WHAT YOU SHOULD DO = Take the line containing "What's the underlying" and all lines after it to the end of the records, and output them exactly.

RECORD EXTRACTS =
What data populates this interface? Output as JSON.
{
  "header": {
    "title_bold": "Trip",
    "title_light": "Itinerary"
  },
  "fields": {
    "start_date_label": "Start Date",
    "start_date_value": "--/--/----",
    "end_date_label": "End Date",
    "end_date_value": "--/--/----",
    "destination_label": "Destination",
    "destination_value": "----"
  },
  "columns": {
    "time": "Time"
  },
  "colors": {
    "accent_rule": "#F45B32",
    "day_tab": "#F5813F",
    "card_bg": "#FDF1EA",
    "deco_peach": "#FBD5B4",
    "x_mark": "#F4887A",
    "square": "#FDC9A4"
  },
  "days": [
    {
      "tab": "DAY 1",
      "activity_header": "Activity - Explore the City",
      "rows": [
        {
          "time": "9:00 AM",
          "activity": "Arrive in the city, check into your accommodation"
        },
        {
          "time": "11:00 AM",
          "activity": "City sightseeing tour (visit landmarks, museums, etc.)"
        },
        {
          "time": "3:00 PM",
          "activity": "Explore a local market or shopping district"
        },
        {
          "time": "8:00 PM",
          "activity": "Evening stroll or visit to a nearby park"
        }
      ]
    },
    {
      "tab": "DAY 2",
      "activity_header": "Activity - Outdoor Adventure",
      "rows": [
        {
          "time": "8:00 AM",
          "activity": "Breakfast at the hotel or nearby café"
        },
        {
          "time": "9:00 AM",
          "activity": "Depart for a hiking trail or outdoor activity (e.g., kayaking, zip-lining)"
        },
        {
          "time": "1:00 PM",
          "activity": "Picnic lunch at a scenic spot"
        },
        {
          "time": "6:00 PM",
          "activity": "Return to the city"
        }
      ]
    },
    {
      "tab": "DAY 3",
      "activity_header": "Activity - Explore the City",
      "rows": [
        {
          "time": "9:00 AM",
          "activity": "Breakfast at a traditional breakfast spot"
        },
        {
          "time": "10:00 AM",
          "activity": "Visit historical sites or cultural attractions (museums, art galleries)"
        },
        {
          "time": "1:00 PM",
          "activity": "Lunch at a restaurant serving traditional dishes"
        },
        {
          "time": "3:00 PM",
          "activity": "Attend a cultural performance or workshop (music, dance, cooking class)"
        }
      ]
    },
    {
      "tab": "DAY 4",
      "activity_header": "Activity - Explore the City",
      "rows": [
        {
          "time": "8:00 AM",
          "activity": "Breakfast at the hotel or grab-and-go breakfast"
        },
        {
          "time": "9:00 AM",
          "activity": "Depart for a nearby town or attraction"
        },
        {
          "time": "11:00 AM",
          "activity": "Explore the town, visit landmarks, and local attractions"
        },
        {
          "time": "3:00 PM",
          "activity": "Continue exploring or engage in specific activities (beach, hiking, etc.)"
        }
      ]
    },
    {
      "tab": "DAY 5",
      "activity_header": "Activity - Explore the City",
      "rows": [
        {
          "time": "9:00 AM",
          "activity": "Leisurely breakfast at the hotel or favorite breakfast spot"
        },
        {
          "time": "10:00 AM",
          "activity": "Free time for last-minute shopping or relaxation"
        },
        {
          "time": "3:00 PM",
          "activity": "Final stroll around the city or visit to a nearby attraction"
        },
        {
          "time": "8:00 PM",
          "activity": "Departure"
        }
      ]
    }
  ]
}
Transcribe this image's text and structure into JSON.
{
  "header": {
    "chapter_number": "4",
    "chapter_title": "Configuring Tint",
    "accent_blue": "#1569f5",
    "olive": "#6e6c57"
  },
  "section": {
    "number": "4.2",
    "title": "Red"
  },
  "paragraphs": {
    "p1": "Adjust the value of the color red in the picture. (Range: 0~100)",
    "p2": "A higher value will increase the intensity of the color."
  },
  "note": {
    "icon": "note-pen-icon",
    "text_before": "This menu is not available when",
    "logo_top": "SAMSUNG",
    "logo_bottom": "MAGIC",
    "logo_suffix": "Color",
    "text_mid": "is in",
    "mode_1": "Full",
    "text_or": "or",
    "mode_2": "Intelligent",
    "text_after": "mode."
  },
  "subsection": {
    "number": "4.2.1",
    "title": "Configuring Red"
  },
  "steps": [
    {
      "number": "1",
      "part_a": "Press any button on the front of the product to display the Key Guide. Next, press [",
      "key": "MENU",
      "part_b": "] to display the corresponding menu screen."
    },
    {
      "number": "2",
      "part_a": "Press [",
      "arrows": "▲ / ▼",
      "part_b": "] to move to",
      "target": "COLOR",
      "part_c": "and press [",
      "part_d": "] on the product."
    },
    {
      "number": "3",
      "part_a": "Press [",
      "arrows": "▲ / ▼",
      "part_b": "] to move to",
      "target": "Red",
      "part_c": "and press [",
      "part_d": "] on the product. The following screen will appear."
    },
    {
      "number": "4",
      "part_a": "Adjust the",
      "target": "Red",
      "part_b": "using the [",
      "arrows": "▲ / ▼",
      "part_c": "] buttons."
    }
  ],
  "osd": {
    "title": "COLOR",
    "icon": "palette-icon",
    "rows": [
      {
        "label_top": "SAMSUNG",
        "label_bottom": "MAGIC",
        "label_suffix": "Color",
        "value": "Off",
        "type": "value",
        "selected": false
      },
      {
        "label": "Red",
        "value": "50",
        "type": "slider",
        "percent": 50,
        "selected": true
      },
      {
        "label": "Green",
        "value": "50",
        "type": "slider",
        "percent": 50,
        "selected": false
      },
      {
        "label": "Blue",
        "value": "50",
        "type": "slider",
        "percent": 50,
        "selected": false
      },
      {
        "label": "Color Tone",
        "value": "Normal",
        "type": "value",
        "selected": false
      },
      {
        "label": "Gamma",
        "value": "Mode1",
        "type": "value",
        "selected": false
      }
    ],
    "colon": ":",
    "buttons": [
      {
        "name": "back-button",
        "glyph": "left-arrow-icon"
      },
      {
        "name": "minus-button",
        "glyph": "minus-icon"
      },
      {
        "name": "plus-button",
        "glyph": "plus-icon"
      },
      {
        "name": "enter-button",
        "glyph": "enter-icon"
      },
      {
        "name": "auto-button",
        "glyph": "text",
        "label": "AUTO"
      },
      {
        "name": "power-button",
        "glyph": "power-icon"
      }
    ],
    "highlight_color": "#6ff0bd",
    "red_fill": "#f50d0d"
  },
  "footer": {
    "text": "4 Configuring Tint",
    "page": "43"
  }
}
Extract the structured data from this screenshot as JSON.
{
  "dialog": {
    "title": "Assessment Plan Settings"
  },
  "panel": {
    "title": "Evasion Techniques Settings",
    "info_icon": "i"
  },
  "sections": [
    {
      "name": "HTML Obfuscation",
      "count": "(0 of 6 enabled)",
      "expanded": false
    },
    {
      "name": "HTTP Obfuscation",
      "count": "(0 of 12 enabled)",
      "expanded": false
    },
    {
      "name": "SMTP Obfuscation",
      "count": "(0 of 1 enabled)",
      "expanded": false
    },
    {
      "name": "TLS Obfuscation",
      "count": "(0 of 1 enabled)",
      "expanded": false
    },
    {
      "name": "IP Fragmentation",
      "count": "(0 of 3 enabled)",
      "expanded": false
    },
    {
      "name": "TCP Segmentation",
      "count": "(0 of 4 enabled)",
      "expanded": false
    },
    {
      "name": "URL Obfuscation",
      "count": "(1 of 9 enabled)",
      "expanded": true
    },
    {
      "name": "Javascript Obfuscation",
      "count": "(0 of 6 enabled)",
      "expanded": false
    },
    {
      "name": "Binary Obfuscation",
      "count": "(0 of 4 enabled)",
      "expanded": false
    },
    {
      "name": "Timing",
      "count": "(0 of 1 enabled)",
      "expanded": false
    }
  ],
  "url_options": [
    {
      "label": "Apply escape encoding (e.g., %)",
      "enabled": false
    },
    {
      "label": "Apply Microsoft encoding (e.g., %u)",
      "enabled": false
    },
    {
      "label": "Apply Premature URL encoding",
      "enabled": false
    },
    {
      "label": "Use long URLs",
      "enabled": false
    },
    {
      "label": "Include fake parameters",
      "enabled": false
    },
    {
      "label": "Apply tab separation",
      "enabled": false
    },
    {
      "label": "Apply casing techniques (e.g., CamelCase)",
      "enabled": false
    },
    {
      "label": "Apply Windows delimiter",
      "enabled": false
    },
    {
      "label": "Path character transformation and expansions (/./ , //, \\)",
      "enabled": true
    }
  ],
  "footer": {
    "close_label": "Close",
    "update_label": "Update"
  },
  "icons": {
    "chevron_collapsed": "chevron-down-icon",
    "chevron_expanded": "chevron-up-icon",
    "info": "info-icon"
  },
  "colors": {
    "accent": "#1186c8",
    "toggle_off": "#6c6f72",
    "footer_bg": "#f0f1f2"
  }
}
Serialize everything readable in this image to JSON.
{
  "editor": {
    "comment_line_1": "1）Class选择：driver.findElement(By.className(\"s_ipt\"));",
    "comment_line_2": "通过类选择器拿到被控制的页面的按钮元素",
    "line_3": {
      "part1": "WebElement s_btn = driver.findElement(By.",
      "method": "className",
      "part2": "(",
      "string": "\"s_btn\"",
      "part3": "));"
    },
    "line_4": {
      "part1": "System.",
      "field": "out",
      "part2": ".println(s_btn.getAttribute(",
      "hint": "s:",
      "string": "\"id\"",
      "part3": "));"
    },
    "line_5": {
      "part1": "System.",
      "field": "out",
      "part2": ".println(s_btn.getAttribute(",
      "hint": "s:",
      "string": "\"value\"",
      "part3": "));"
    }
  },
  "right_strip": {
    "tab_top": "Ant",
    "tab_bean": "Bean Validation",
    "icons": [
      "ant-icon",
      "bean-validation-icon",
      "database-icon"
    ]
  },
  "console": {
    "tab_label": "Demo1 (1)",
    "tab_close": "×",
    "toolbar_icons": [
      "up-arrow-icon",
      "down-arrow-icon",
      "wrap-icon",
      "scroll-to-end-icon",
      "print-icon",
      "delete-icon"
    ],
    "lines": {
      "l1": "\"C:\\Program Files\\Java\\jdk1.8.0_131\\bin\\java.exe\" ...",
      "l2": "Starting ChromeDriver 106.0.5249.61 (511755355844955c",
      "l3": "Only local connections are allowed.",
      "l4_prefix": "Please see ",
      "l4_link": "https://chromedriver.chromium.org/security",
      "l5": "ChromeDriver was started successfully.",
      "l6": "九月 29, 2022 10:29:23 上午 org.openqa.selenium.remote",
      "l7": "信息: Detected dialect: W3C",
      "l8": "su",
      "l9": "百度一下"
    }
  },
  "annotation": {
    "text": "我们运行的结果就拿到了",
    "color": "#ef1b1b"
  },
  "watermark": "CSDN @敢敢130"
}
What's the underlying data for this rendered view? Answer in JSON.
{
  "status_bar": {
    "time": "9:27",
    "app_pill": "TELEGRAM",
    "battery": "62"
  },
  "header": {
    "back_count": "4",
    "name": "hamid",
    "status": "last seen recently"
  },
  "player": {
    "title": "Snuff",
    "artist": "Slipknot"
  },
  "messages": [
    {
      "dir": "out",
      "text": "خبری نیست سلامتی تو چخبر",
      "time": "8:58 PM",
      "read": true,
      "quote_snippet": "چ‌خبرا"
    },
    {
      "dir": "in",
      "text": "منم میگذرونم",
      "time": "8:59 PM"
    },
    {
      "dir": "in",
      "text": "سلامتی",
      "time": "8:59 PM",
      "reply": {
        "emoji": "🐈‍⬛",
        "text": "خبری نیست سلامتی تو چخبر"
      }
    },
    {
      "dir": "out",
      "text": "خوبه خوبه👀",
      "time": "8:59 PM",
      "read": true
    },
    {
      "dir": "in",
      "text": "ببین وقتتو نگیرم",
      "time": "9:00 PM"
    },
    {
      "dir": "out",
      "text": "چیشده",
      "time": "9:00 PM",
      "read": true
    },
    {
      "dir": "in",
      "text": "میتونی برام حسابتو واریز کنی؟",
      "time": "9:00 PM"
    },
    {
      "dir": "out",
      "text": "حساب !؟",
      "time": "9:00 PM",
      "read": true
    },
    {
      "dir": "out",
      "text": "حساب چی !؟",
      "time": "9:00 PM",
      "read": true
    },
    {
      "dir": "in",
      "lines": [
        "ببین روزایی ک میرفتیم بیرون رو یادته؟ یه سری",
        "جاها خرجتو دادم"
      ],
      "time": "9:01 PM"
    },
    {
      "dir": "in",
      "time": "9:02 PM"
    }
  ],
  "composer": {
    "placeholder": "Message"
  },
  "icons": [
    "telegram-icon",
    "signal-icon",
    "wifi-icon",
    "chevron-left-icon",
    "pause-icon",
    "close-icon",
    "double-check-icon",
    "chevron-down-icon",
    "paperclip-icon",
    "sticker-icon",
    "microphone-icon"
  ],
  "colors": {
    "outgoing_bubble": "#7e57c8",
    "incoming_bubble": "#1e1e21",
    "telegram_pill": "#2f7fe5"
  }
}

THE REPLY =
What's the underlying data for this rendered view? Answer in JSON.
{
  "status_bar": {
    "time": "9:27",
    "app_pill": "TELEGRAM",
    "battery": "62"
  },
  "header": {
    "back_count": "4",
    "name": "hamid",
    "status": "last seen recently"
  },
  "player": {
    "title": "Snuff",
    "artist": "Slipknot"
  },
  "messages": [
    {
      "dir": "out",
      "text": "خبری نیست سلامتی تو چخبر",
      "time": "8:58 PM",
      "read": true,
      "quote_snippet": "چ‌خبرا"
    },
    {
      "dir": "in",
      "text": "منم میگذرونم",
      "time": "8:59 PM"
    },
    {
      "dir": "in",
      "text": "سلامتی",
      "time": "8:59 PM",
      "reply": {
        "emoji": "🐈‍⬛",
        "text": "خبری نیست سلامتی تو چخبر"
      }
    },
    {
      "dir": "out",
      "text": "خوبه خوبه👀",
      "time": "8:59 PM",
      "read": true
    },
    {
      "dir": "in",
      "text": "ببین وقتتو نگیرم",
      "time": "9:00 PM"
    },
    {
      "dir": "out",
      "text": "چیشده",
      "time": "9:00 PM",
      "read": true
    },
    {
      "dir": "in",
      "text": "میتونی برام حسابتو واریز کنی؟",
      "time": "9:00 PM"
    },
    {
      "dir": "out",
      "text": "حساب !؟",
      "time": "9:00 PM",
      "read": true
    },
    {
      "dir": "out",
      "text": "حساب چی !؟",
      "time": "9:00 PM",
      "read": true
    },
    {
      "dir": "in",
      "lines": [
        "ببین روزایی ک میرفتیم بیرون رو یادته؟ یه سری",
        "جاها خرجتو دادم"
      ],
      "time": "9:01 PM"
    },
    {
      "dir": "in",
      "time": "9:02 PM"
    }
  ],
  "composer": {
    "placeholder": "Message"
  },
  "icons": [
    "telegram-icon",
    "signal-icon",
    "wifi-icon",
    "chevron-left-icon",
    "pause-icon",
    "close-icon",
    "double-check-icon",
    "chevron-down-icon",
    "paperclip-icon",
    "sticker-icon",
    "microphone-icon"
  ],
  "colors": {
    "outgoing_bubble": "#7e57c8",
    "incoming_bubble": "#1e1e21",
    "telegram_pill": "#2f7fe5"
  }
}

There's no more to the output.